## DOCUMENT TEXT
Links are listed in Sources.
2) Hypothesis¶
2.1 Formal hypothesis statement¶
On a B1 Linux App Service plan, cold start adds measurable latency to lifecycle readiness after restart, with the majority of time spent in container/application initialization rather than in the first user HTTP request itself.
2.2 Causal chain¶
flowchart TD
A[Restart or deployment trigger] --> B[Container lifecycle starts]
B --> C[Runtime and app initialization]
C --> D[Warm-up probe loop]
D --> E[Site enters Started state]
E --> F[First customer request]
F --> G[Observed HTTP latency]
C --> H["App startup_duration metric (~31s)"]
D --> I[Platform warm-up success signal]
G --> J[Request-level TimeTaken in HTTP logs] 2.3 Proof criteria¶
All of the following support the hypothesis:
- Startup telemetry (
/diag/stats,/timing) shows ~30+ second app initialization. - Platform logs include explicit startup lifecycle and probe success events.
- HTTP first-hit latency is not necessarily equal to startup duration.
- Steady-state warm requests remain in similar low range after startup.
- Evidence shows startup cost can be paid before first external request.
2.4 Disproof criteria¶
Any of these weakens the hypothesis:
- App startup telemetry is short (<2s), but first request repeatedly spikes high.
- Platform logs show no lifecycle transitions near slow periods.
- Warm requests remain persistently degraded after startup window.
- Latency increase correlates with sustained app-level regression signals (CPU, errors, dependency slowdowns) rather than startup transitions.
2.5 Expected outcomes for this specific lab build¶
Because startup has an intentional sleep(30), we expect:
- Startup metrics around ~31 seconds.
- Warm-up/probe lifecycle in platform logs.
- Warm and "cold-labeled" HTTP requests both in sub-second band for this run.
- Interpretation: startup delay is real, but not visible as a giant first HTTP spike.
2.6 Counter-hypothesis tested implicitly¶
Counter-hypothesis:
"If startup is 31 seconds, first HTTP request must also be ~31 seconds."
This lab disproves that simplification and demonstrates why startup-window timing and customer request timing can diverge.
3) Runbook¶
This section is execution-oriented and uses long-form Azure CLI flags only.

## STATED TASK
According to the text on App Service cold start, why does this lab build expect startup metrics of around 31 seconds?

## ENTRIES
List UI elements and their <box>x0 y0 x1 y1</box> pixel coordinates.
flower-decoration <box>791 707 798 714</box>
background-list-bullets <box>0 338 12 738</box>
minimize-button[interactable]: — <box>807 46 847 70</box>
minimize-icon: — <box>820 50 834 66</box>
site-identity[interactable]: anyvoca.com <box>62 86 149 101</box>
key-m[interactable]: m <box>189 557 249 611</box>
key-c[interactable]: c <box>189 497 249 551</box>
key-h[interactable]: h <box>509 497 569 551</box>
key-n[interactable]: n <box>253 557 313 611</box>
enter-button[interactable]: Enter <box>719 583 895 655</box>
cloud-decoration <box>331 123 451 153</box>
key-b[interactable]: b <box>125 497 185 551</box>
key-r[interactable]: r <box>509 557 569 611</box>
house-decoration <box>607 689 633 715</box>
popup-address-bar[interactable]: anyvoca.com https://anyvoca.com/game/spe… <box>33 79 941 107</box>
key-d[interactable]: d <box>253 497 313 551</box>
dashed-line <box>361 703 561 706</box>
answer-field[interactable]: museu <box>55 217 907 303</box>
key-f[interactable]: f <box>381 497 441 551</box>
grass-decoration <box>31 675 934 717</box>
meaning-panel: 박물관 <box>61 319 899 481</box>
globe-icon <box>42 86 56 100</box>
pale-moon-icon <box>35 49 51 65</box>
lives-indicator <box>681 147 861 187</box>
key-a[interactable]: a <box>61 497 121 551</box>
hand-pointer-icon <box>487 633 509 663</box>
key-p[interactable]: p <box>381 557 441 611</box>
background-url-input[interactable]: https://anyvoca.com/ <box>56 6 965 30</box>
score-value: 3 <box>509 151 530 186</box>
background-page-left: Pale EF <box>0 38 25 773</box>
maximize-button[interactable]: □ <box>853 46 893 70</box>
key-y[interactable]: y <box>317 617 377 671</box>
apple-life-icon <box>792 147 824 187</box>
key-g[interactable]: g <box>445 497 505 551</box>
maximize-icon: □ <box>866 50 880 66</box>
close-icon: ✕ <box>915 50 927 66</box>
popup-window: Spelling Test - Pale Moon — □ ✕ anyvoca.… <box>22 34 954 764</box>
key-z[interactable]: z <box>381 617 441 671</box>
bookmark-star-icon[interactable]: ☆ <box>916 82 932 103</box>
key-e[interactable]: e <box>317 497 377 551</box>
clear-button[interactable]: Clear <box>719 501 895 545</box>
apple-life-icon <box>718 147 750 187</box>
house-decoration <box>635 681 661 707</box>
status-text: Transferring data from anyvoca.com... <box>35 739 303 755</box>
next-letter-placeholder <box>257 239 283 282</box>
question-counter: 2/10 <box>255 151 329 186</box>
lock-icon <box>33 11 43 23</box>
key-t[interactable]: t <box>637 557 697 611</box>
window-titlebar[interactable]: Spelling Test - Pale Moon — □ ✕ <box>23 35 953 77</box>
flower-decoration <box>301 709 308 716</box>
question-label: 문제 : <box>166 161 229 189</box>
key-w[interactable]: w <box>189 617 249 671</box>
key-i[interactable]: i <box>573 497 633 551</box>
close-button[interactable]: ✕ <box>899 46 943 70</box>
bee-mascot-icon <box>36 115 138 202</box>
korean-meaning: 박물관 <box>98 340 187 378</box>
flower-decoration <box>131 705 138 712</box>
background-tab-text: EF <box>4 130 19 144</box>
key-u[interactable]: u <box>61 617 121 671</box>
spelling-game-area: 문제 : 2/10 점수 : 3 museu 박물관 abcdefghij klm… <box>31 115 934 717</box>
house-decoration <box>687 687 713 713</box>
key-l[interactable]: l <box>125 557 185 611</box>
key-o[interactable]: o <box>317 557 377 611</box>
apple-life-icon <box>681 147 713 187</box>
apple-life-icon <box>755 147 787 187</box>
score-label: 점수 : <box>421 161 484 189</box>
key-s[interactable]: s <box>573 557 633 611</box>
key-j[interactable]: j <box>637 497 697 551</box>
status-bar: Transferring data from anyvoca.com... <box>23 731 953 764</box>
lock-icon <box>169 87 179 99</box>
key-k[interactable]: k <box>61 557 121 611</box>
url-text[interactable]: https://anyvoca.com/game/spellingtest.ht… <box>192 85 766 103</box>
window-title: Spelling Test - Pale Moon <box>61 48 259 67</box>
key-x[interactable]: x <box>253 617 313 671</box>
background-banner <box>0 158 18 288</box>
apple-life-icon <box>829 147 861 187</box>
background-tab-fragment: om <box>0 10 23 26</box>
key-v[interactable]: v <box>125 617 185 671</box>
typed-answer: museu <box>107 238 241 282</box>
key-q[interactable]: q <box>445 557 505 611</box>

## CORRECT RESULT
Startup includes an intentional sleep(30).